Stated problem | Print the complete set of entries exactly.
══ Data for this task ══
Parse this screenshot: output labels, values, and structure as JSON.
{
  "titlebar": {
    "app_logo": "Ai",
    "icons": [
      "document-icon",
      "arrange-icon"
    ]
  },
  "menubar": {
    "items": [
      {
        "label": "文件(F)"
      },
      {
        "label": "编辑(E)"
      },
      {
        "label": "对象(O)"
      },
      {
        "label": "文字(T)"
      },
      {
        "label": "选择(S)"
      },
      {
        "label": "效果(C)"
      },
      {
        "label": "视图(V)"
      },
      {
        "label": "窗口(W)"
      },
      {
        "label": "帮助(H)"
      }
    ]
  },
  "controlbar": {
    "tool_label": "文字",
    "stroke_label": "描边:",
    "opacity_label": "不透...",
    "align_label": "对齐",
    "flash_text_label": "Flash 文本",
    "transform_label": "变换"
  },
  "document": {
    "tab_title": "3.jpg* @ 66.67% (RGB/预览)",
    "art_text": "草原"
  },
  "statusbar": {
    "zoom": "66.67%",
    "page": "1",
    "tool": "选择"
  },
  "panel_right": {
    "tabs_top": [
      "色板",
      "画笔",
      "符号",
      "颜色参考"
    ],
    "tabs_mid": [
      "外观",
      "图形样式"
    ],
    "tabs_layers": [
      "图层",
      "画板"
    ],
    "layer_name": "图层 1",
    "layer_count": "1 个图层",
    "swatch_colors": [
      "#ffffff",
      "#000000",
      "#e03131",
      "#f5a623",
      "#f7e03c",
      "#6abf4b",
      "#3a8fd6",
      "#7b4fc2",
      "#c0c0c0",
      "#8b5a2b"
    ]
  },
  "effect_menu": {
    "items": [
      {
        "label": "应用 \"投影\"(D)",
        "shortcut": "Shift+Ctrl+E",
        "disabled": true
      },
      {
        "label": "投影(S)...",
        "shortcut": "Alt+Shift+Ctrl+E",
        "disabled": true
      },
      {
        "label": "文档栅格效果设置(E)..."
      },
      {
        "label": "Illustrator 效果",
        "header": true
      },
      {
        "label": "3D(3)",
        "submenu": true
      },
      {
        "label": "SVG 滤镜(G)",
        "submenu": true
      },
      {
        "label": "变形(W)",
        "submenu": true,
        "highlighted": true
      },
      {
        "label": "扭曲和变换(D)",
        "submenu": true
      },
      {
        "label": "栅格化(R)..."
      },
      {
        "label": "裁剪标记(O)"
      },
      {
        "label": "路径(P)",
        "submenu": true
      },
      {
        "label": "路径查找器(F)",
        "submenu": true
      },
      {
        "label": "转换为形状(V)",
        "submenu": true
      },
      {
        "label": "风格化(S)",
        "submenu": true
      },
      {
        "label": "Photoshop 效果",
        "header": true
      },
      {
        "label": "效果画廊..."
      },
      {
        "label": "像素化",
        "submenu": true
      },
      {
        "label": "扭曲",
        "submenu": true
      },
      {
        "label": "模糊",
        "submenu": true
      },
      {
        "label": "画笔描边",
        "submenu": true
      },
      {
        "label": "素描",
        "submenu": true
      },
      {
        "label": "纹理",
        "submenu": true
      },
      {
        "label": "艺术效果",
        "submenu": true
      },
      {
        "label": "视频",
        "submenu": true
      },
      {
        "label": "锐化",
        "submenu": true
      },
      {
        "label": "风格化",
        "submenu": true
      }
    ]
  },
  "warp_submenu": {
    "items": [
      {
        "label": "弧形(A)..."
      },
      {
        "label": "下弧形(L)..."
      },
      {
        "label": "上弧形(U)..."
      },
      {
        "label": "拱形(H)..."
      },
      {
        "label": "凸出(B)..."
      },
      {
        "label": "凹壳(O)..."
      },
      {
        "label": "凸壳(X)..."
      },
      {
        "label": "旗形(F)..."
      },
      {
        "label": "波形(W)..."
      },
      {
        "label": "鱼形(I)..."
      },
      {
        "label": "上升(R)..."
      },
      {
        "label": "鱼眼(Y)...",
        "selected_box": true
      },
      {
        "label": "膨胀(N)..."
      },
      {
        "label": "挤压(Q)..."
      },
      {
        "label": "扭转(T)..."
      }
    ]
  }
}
═══
Expected output |
Parse this screenshot: output labels, values, and structure as JSON.
{
  "titlebar": {
    "app_logo": "Ai",
    "icons": [
      "document-icon",
      "arrange-icon"
    ]
  },
  "menubar": {
    "items": [
      {
        "label": "文件(F)"
      },
      {
        "label": "编辑(E)"
      },
      {
        "label": "对象(O)"
      },
      {
        "label": "文字(T)"
      },
      {
        "label": "选择(S)"
      },
      {
        "label": "效果(C)"
      },
      {
        "label": "视图(V)"
      },
      {
        "label": "窗口(W)"
      },
      {
        "label": "帮助(H)"
      }
    ]
  },
  "controlbar": {
    "tool_label": "文字",
    "stroke_label": "描边:",
    "opacity_label": "不透...",
    "align_label": "对齐",
    "flash_text_label": "Flash 文本",
    "transform_label": "变换"
  },
  "document": {
    "tab_title": "3.jpg* @ 66.67% (RGB/预览)",
    "art_text": "草原"
  },
  "statusbar": {
    "zoom": "66.67%",
    "page": "1",
    "tool": "选择"
  },
  "panel_right": {
    "tabs_top": [
      "色板",
      "画笔",
      "符号",
      "颜色参考"
    ],
    "tabs_mid": [
      "外观",
      "图形样式"
    ],
    "tabs_layers": [
      "图层",
      "画板"
    ],
    "layer_name": "图层 1",
    "layer_count": "1 个图层",
    "swatch_colors": [
      "#ffffff",
      "#000000",
      "#e03131",
      "#f5a623",
      "#f7e03c",
      "#6abf4b",
      "#3a8fd6",
      "#7b4fc2",
      "#c0c0c0",
      "#8b5a2b"
    ]
  },
  "effect_menu": {
    "items": [
      {
        "label": "应用 \"投影\"(D)",
        "shortcut": "Shift+Ctrl+E",
        "disabled": true
      },
      {
        "label": "投影(S)...",
        "shortcut": "Alt+Shift+Ctrl+E",
        "disabled": true
      },
      {
        "label": "文档栅格效果设置(E)..."
      },
      {
        "label": "Illustrator 效果",
        "header": true
      },
      {
        "label": "3D(3)",
        "submenu": true
      },
      {
        "label": "SVG 滤镜(G)",
        "submenu": true
      },
      {
        "label": "变形(W)",
        "submenu": true,
        "highlighted": true
      },
      {
        "label": "扭曲和变换(D)",
        "submenu": true
      },
      {
        "label": "栅格化(R)..."
      },
      {
        "label": "裁剪标记(O)"
      },
      {
        "label": "路径(P)",
        "submenu": true
      },
      {
        "label": "路径查找器(F)",
        "submenu": true
      },
      {
        "label": "转换为形状(V)",
        "submenu": true
      },
      {
        "label": "风格化(S)",
        "submenu": true
      },
      {
        "label": "Photoshop 效果",
        "header": true
      },
      {
        "label": "效果画廊..."
      },
      {
        "label": "像素化",
        "submenu": true
      },
      {
        "label": "扭曲",
        "submenu": true
      },
      {
        "label": "模糊",
        "submenu": true
      },
      {
        "label": "画笔描边",
        "submenu": true
      },
      {
        "label": "素描",
        "submenu": true
      },
      {
        "label": "纹理",
        "submenu": true
      },
      {
        "label": "艺术效果",
        "submenu": true
      },
      {
        "label": "视频",
        "submenu": true
      },
      {
        "label": "锐化",
        "submenu": true
      },
      {
        "label": "风格化",
        "submenu": true
      }
    ]
  },
  "warp_submenu": {
    "items": [
      {
        "label": "弧形(A)..."
      },
      {
        "label": "下弧形(L)..."
      },
      {
        "label": "上弧形(U)..."
      },
      {
        "label": "拱形(H)..."
      },
      {
        "label": "凸出(B)..."
      },
      {
        "label": "凹壳(O)..."
      },
      {
        "label": "凸壳(X)..."
      },
      {
        "label": "旗形(F)..."
      },
      {
        "label": "波形(W)..."
      },
      {
        "label": "鱼形(I)..."
      },
      {
        "label": "上升(R)..."
      },
      {
        "label": "鱼眼(Y)...",
        "selected_box": true
      },
      {
        "label": "膨胀(N)..."
      },
      {
        "label": "挤压(Q)..."
      },
      {
        "label": "扭转(T)..."
      }
    ]
  }
}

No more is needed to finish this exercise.